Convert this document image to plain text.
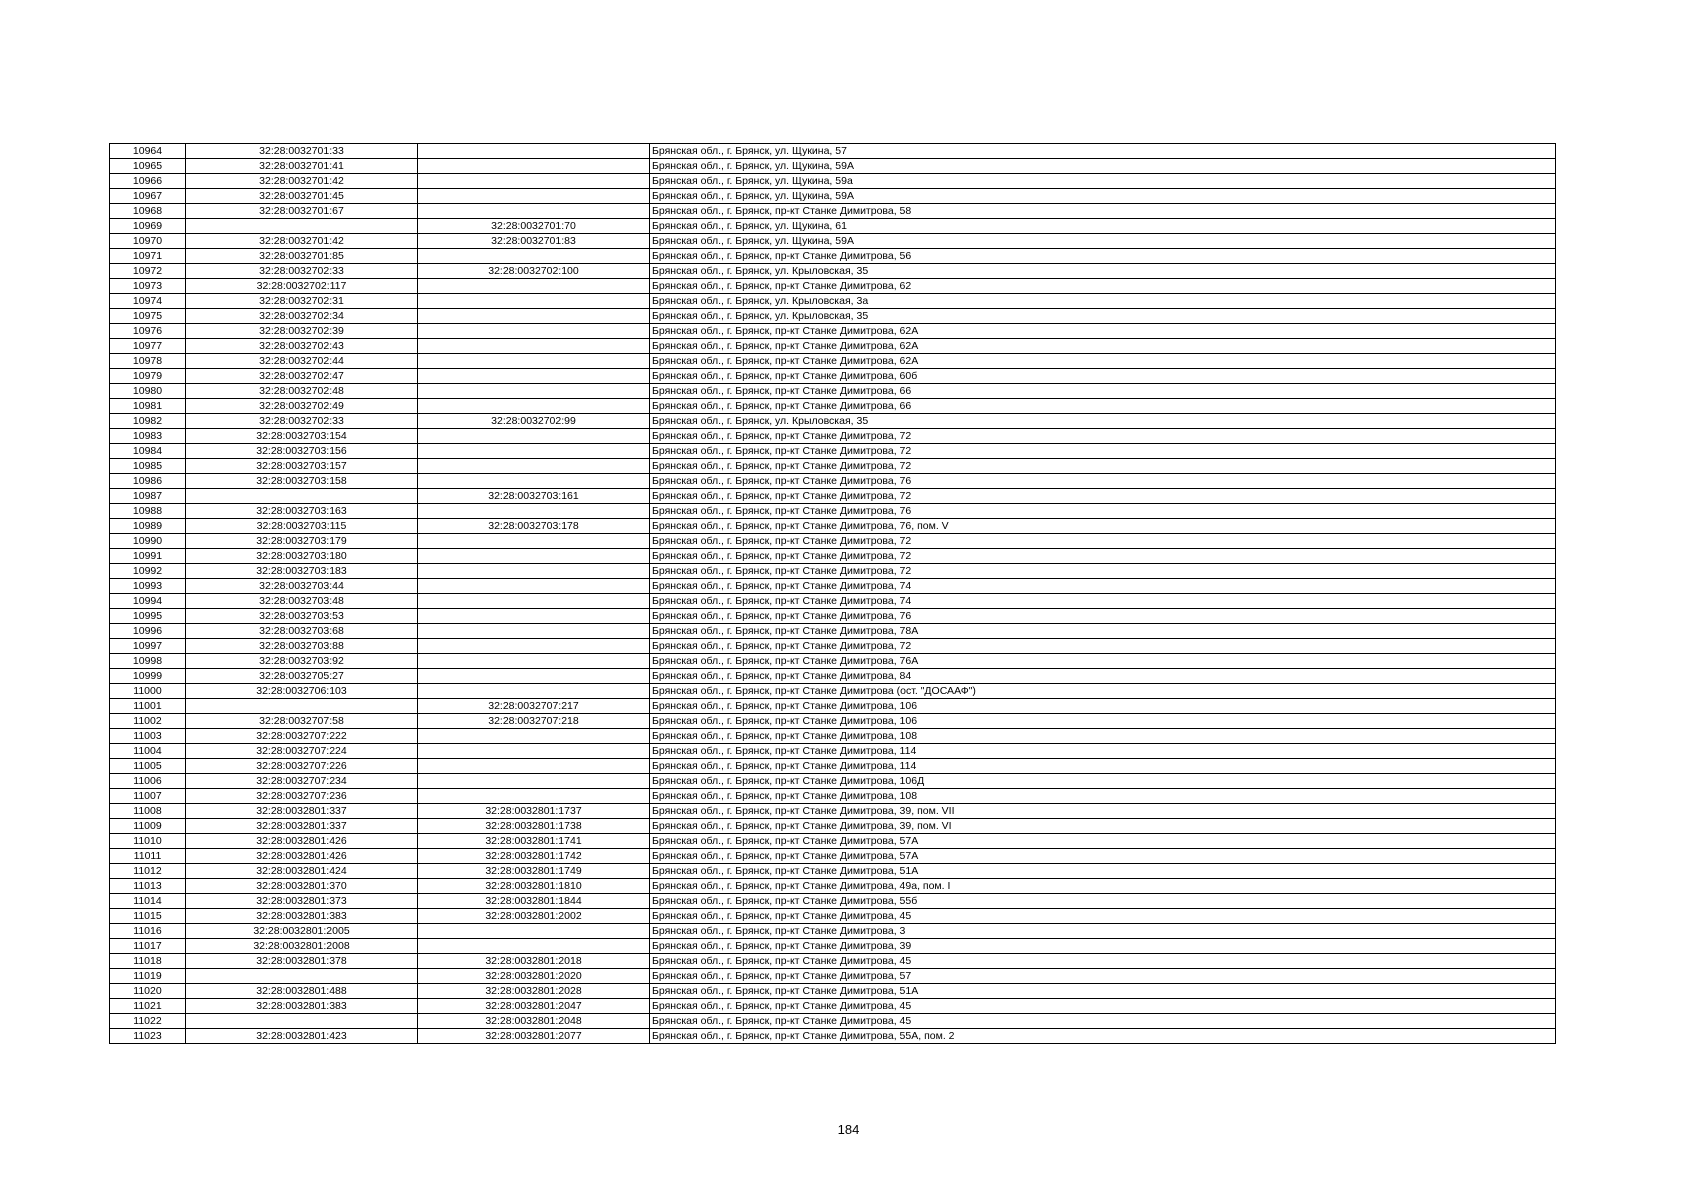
10964	32:28:0032701:33		Брянская обл., г. Брянск, ул. Щукина, 57
10965	32:28:0032701:41		Брянская обл., г. Брянск, ул. Щукина, 59А
10966	32:28:0032701:42		Брянская обл., г. Брянск, ул. Щукина, 59а
10967	32:28:0032701:45		Брянская обл., г. Брянск, ул. Щукина, 59А
10968	32:28:0032701:67		Брянская обл., г. Брянск, пр-кт Станке Димитрова, 58
10969		32:28:0032701:70	Брянская обл., г. Брянск, ул. Щукина, 61
10970	32:28:0032701:42	32:28:0032701:83	Брянская обл., г. Брянск, ул. Щукина, 59А
10971	32:28:0032701:85		Брянская обл., г. Брянск, пр-кт Станке Димитрова, 56
10972	32:28:0032702:33	32:28:0032702:100	Брянская обл., г. Брянск, ул. Крыловская, 35
10973	32:28:0032702:117		Брянская обл., г. Брянск, пр-кт Станке Димитрова, 62
10974	32:28:0032702:31		Брянская обл., г. Брянск, ул. Крыловская, 3а
10975	32:28:0032702:34		Брянская обл., г. Брянск, ул. Крыловская, 35
10976	32:28:0032702:39		Брянская обл., г. Брянск, пр-кт Станке Димитрова, 62А
10977	32:28:0032702:43		Брянская обл., г. Брянск, пр-кт Станке Димитрова, 62А
10978	32:28:0032702:44		Брянская обл., г. Брянск, пр-кт Станке Димитрова, 62А
10979	32:28:0032702:47		Брянская обл., г. Брянск, пр-кт Станке Димитрова, 60б
10980	32:28:0032702:48		Брянская обл., г. Брянск, пр-кт Станке Димитрова, 66
10981	32:28:0032702:49		Брянская обл., г. Брянск, пр-кт Станке Димитрова, 66
10982	32:28:0032702:33	32:28:0032702:99	Брянская обл., г. Брянск, ул. Крыловская, 35
10983	32:28:0032703:154		Брянская обл., г. Брянск, пр-кт Станке Димитрова, 72
10984	32:28:0032703:156		Брянская обл., г. Брянск, пр-кт Станке Димитрова, 72
10985	32:28:0032703:157		Брянская обл., г. Брянск, пр-кт Станке Димитрова, 72
10986	32:28:0032703:158		Брянская обл., г. Брянск, пр-кт Станке Димитрова, 76
10987		32:28:0032703:161	Брянская обл., г. Брянск, пр-кт Станке Димитрова, 72
10988	32:28:0032703:163		Брянская обл., г. Брянск, пр-кт Станке Димитрова, 76
10989	32:28:0032703:115	32:28:0032703:178	Брянская обл., г. Брянск, пр-кт Станке Димитрова, 76, пом. V
10990	32:28:0032703:179		Брянская обл., г. Брянск, пр-кт Станке Димитрова, 72
10991	32:28:0032703:180		Брянская обл., г. Брянск, пр-кт Станке Димитрова, 72
10992	32:28:0032703:183		Брянская обл., г. Брянск, пр-кт Станке Димитрова, 72
10993	32:28:0032703:44		Брянская обл., г. Брянск, пр-кт Станке Димитрова, 74
10994	32:28:0032703:48		Брянская обл., г. Брянск, пр-кт Станке Димитрова, 74
10995	32:28:0032703:53		Брянская обл., г. Брянск, пр-кт Станке Димитрова, 76
10996	32:28:0032703:68		Брянская обл., г. Брянск, пр-кт Станке Димитрова, 78А
10997	32:28:0032703:88		Брянская обл., г. Брянск, пр-кт Станке Димитрова, 72
10998	32:28:0032703:92		Брянская обл., г. Брянск, пр-кт Станке Димитрова, 76А
10999	32:28:0032705:27		Брянская обл., г. Брянск, пр-кт Станке Димитрова, 84
11000	32:28:0032706:103		Брянская обл., г. Брянск, пр-кт Станке Димитрова (ост. "ДОСААФ")
11001		32:28:0032707:217	Брянская обл., г. Брянск, пр-кт Станке Димитрова, 106
11002	32:28:0032707:58	32:28:0032707:218	Брянская обл., г. Брянск, пр-кт Станке Димитрова, 106
11003	32:28:0032707:222		Брянская обл., г. Брянск, пр-кт Станке Димитрова, 108
11004	32:28:0032707:224		Брянская обл., г. Брянск, пр-кт Станке Димитрова, 114
11005	32:28:0032707:226		Брянская обл., г. Брянск, пр-кт Станке Димитрова, 114
11006	32:28:0032707:234		Брянская обл., г. Брянск, пр-кт Станке Димитрова, 106Д
11007	32:28:0032707:236		Брянская обл., г. Брянск, пр-кт Станке Димитрова, 108
11008	32:28:0032801:337	32:28:0032801:1737	Брянская обл., г. Брянск, пр-кт Станке Димитрова, 39, пом. VII
11009	32:28:0032801:337	32:28:0032801:1738	Брянская обл., г. Брянск, пр-кт Станке Димитрова, 39, пом. VI
11010	32:28:0032801:426	32:28:0032801:1741	Брянская обл., г. Брянск, пр-кт Станке Димитрова, 57А
11011	32:28:0032801:426	32:28:0032801:1742	Брянская обл., г. Брянск, пр-кт Станке Димитрова, 57А
11012	32:28:0032801:424	32:28:0032801:1749	Брянская обл., г. Брянск, пр-кт Станке Димитрова, 51А
11013	32:28:0032801:370	32:28:0032801:1810	Брянская обл., г. Брянск, пр-кт Станке Димитрова, 49а, пом. I
11014	32:28:0032801:373	32:28:0032801:1844	Брянская обл., г. Брянск, пр-кт Станке Димитрова, 55б
11015	32:28:0032801:383	32:28:0032801:2002	Брянская обл., г. Брянск, пр-кт Станке Димитрова, 45
11016	32:28:0032801:2005		Брянская обл., г. Брянск, пр-кт Станке Димитрова, 3
11017	32:28:0032801:2008		Брянская обл., г. Брянск, пр-кт Станке Димитрова, 39
11018	32:28:0032801:378	32:28:0032801:2018	Брянская обл., г. Брянск, пр-кт Станке Димитрова, 45
11019		32:28:0032801:2020	Брянская обл., г. Брянск, пр-кт Станке Димитрова, 57
11020	32:28:0032801:488	32:28:0032801:2028	Брянская обл., г. Брянск, пр-кт Станке Димитрова, 51А
11021	32:28:0032801:383	32:28:0032801:2047	Брянская обл., г. Брянск, пр-кт Станке Димитрова, 45
11022		32:28:0032801:2048	Брянская обл., г. Брянск, пр-кт Станке Димитрова, 45
11023	32:28:0032801:423	32:28:0032801:2077	Брянская обл., г. Брянск, пр-кт Станке Димитрова, 55А, пом. 2
184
***
EXERCISE REQUIREMENTS —
Using the records above, find and show each line with the string "Щукина".

COMPLETE ANSWER —
10964	32:28:0032701:33		Брянская обл., г. Брянск, ул. Щукина, 57
10965	32:28:0032701:41		Брянская обл., г. Брянск, ул. Щукина, 59А
10966	32:28:0032701:42		Брянская обл., г. Брянск, ул. Щукина, 59а
10967	32:28:0032701:45		Брянская обл., г. Брянск, ул. Щукина, 59А
10969		32:28:0032701:70	Брянская обл., г. Брянск, ул. Щукина, 61
10970	32:28:0032701:42	32:28:0032701:83	Брянская обл., г. Брянск, ул. Щукина, 59А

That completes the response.